___ Data lines

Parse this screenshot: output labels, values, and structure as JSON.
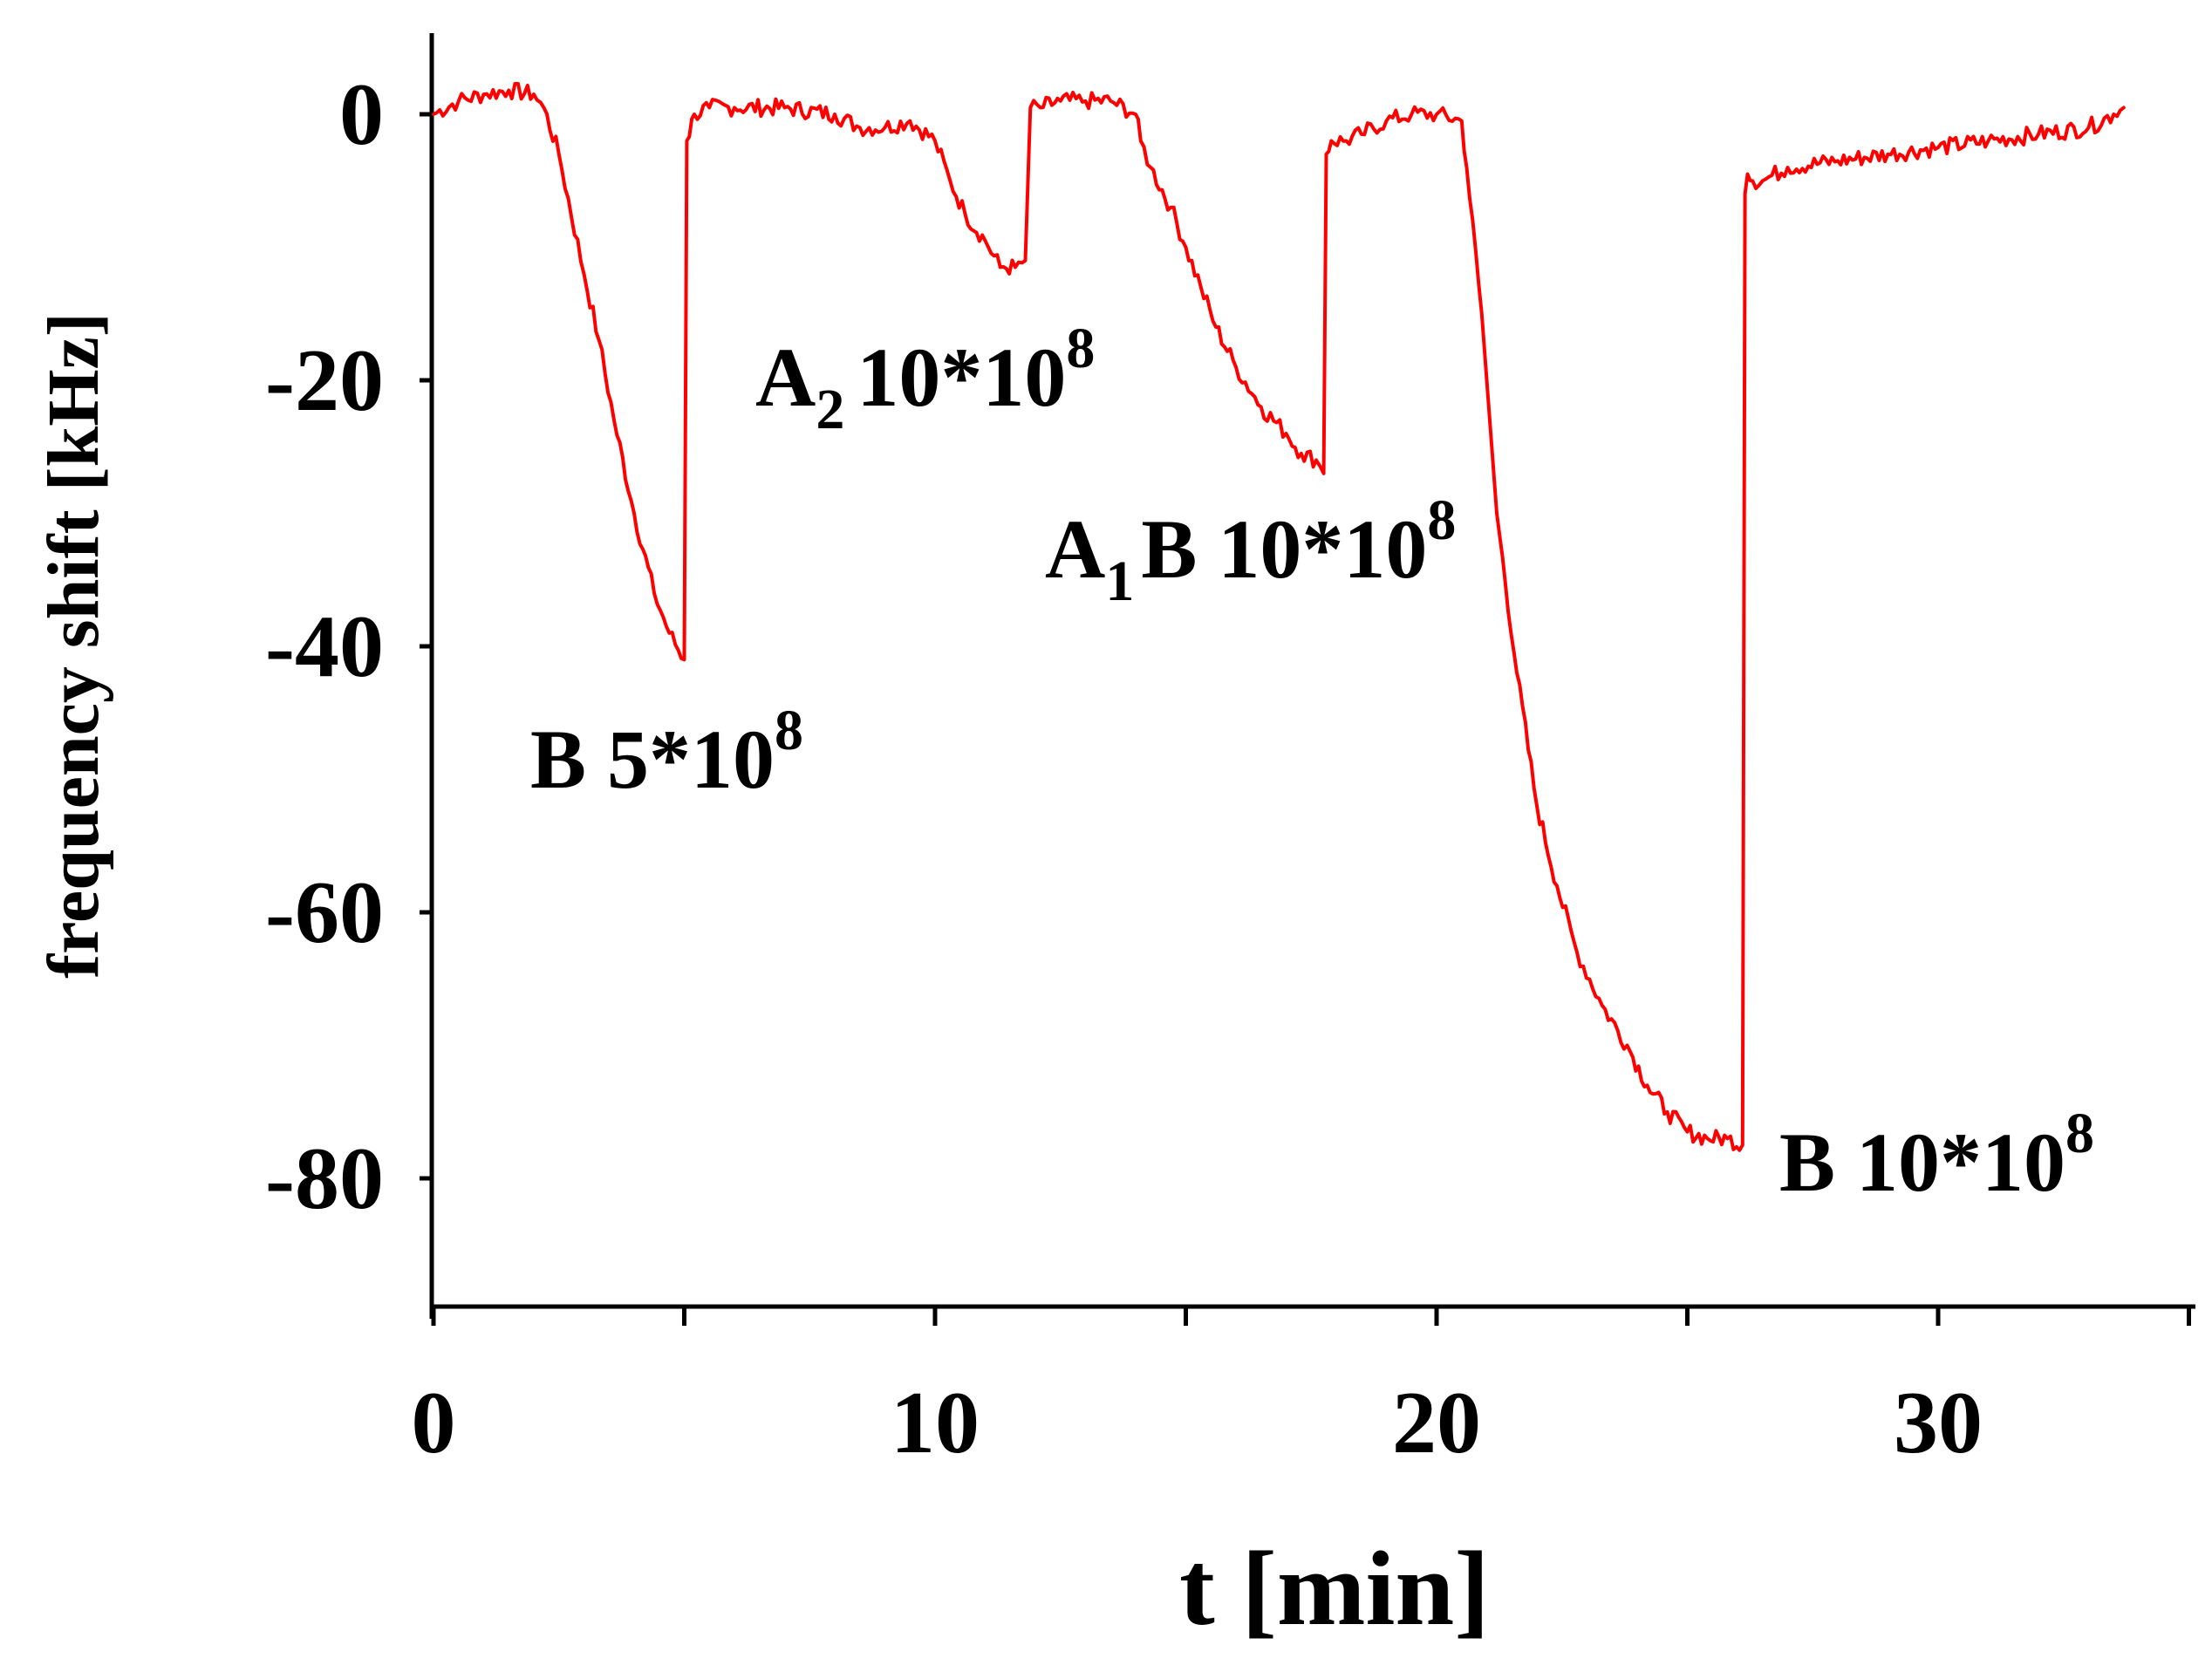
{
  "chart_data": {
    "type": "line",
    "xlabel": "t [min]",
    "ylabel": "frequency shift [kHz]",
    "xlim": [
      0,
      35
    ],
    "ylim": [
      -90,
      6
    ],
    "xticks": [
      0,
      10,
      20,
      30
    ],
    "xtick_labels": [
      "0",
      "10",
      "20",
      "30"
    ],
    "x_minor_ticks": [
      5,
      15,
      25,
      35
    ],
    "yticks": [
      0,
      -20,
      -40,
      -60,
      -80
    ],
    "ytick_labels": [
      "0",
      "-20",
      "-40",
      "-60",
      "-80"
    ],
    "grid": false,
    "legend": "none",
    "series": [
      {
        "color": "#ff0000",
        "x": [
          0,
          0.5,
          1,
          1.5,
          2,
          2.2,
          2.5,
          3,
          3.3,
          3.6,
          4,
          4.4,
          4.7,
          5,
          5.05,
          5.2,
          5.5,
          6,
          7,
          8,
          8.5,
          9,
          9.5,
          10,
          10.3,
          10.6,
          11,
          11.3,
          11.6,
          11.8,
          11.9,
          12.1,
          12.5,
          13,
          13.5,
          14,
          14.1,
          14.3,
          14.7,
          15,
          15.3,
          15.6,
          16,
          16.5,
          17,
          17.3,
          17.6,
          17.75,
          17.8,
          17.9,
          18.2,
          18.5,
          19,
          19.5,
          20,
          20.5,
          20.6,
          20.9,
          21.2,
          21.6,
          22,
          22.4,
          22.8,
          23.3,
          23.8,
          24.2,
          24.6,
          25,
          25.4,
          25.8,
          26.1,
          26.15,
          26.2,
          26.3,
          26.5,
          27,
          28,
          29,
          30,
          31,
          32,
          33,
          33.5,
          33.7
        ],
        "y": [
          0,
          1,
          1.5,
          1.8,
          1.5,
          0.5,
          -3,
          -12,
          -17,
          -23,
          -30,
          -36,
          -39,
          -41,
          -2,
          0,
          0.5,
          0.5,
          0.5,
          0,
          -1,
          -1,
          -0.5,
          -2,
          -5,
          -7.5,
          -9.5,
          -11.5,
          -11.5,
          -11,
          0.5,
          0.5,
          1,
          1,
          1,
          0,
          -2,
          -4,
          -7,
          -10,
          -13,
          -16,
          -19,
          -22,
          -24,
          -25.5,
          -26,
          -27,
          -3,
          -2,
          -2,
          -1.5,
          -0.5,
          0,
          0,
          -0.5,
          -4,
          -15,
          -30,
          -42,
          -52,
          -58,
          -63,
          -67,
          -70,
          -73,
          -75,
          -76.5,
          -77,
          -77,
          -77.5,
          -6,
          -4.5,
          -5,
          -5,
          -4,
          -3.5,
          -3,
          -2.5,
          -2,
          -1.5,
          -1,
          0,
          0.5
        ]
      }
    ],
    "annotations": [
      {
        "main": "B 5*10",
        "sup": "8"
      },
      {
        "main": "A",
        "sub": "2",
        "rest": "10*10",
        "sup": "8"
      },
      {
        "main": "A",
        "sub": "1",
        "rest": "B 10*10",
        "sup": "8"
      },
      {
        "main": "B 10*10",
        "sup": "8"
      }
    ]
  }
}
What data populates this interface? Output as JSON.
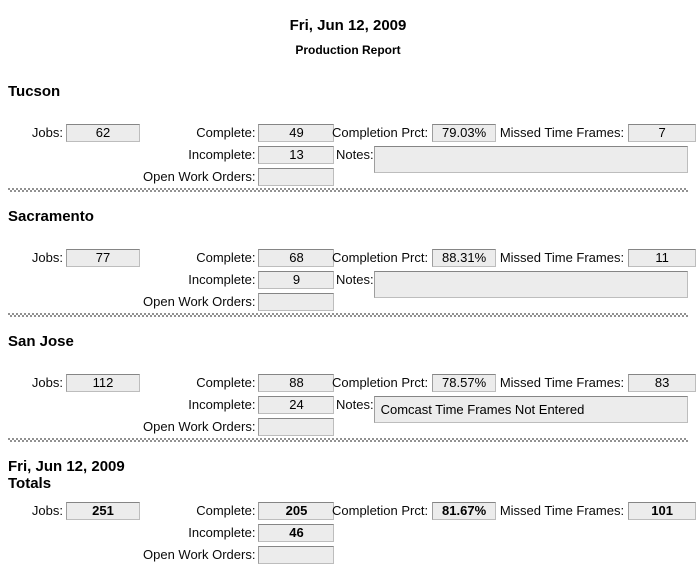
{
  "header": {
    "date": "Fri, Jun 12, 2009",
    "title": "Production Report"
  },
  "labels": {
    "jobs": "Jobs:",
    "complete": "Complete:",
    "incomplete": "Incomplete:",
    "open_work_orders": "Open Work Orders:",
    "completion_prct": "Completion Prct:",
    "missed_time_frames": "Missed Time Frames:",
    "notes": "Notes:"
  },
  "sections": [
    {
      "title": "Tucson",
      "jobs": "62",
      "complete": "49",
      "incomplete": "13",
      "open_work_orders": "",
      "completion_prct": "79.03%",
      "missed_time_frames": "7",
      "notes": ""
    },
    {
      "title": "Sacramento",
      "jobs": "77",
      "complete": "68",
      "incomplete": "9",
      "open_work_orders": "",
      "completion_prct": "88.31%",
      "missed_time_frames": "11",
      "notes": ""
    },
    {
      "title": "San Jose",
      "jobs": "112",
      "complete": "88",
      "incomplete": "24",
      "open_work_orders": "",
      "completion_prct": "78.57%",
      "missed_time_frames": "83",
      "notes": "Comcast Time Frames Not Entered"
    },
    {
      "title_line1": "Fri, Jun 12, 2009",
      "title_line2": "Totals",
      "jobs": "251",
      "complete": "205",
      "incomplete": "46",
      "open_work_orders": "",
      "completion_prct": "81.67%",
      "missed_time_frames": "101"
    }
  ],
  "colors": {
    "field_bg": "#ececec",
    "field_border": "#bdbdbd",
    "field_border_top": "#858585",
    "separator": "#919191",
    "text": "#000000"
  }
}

______

◆ Stated goal
Without the pictures, repeat the listing above exactly.

◆ Response
Parse this screenshot: output labels, values, and structure as JSON.
{
  "chart_data": {
    "type": "line",
    "xlabel": "t [min]",
    "ylabel": "frequency shift [kHz]",
    "xlim": [
      0,
      35
    ],
    "ylim": [
      -90,
      6
    ],
    "xticks": [
      0,
      10,
      20,
      30
    ],
    "xtick_labels": [
      "0",
      "10",
      "20",
      "30"
    ],
    "x_minor_ticks": [
      5,
      15,
      25,
      35
    ],
    "yticks": [
      0,
      -20,
      -40,
      -60,
      -80
    ],
    "ytick_labels": [
      "0",
      "-20",
      "-40",
      "-60",
      "-80"
    ],
    "grid": false,
    "legend": "none",
    "series": [
      {
        "color": "#ff0000",
        "x": [
          0,
          0.5,
          1,
          1.5,
          2,
          2.2,
          2.5,
          3,
          3.3,
          3.6,
          4,
          4.4,
          4.7,
          5,
          5.05,
          5.2,
          5.5,
          6,
          7,
          8,
          8.5,
          9,
          9.5,
          10,
          10.3,
          10.6,
          11,
          11.3,
          11.6,
          11.8,
          11.9,
          12.1,
          12.5,
          13,
          13.5,
          14,
          14.1,
          14.3,
          14.7,
          15,
          15.3,
          15.6,
          16,
          16.5,
          17,
          17.3,
          17.6,
          17.75,
          17.8,
          17.9,
          18.2,
          18.5,
          19,
          19.5,
          20,
          20.5,
          20.6,
          20.9,
          21.2,
          21.6,
          22,
          22.4,
          22.8,
          23.3,
          23.8,
          24.2,
          24.6,
          25,
          25.4,
          25.8,
          26.1,
          26.15,
          26.2,
          26.3,
          26.5,
          27,
          28,
          29,
          30,
          31,
          32,
          33,
          33.5,
          33.7
        ],
        "y": [
          0,
          1,
          1.5,
          1.8,
          1.5,
          0.5,
          -3,
          -12,
          -17,
          -23,
          -30,
          -36,
          -39,
          -41,
          -2,
          0,
          0.5,
          0.5,
          0.5,
          0,
          -1,
          -1,
          -0.5,
          -2,
          -5,
          -7.5,
          -9.5,
          -11.5,
          -11.5,
          -11,
          0.5,
          0.5,
          1,
          1,
          1,
          0,
          -2,
          -4,
          -7,
          -10,
          -13,
          -16,
          -19,
          -22,
          -24,
          -25.5,
          -26,
          -27,
          -3,
          -2,
          -2,
          -1.5,
          -0.5,
          0,
          0,
          -0.5,
          -4,
          -15,
          -30,
          -42,
          -52,
          -58,
          -63,
          -67,
          -70,
          -73,
          -75,
          -76.5,
          -77,
          -77,
          -77.5,
          -6,
          -4.5,
          -5,
          -5,
          -4,
          -3.5,
          -3,
          -2.5,
          -2,
          -1.5,
          -1,
          0,
          0.5
        ]
      }
    ],
    "annotations": [
      {
        "main": "B 5*10",
        "sup": "8"
      },
      {
        "main": "A",
        "sub": "2",
        "rest": "10*10",
        "sup": "8"
      },
      {
        "main": "A",
        "sub": "1",
        "rest": "B 10*10",
        "sup": "8"
      },
      {
        "main": "B 10*10",
        "sup": "8"
      }
    ]
  }
}
What data populates this interface? Output as JSON.
{
  "header": {
    "date": "Fri, Jun 12, 2009",
    "title": "Production Report"
  },
  "labels": {
    "jobs": "Jobs:",
    "complete": "Complete:",
    "incomplete": "Incomplete:",
    "open_work_orders": "Open Work Orders:",
    "completion_prct": "Completion Prct:",
    "missed_time_frames": "Missed Time Frames:",
    "notes": "Notes:"
  },
  "sections": [
    {
      "title": "Tucson",
      "jobs": "62",
      "complete": "49",
      "incomplete": "13",
      "open_work_orders": "",
      "completion_prct": "79.03%",
      "missed_time_frames": "7",
      "notes": ""
    },
    {
      "title": "Sacramento",
      "jobs": "77",
      "complete": "68",
      "incomplete": "9",
      "open_work_orders": "",
      "completion_prct": "88.31%",
      "missed_time_frames": "11",
      "notes": ""
    },
    {
      "title": "San Jose",
      "jobs": "112",
      "complete": "88",
      "incomplete": "24",
      "open_work_orders": "",
      "completion_prct": "78.57%",
      "missed_time_frames": "83",
      "notes": "Comcast Time Frames Not Entered"
    },
    {
      "title_line1": "Fri, Jun 12, 2009",
      "title_line2": "Totals",
      "jobs": "251",
      "complete": "205",
      "incomplete": "46",
      "open_work_orders": "",
      "completion_prct": "81.67%",
      "missed_time_frames": "101"
    }
  ],
  "colors": {
    "field_bg": "#ececec",
    "field_border": "#bdbdbd",
    "field_border_top": "#858585",
    "separator": "#919191",
    "text": "#000000"
  }
}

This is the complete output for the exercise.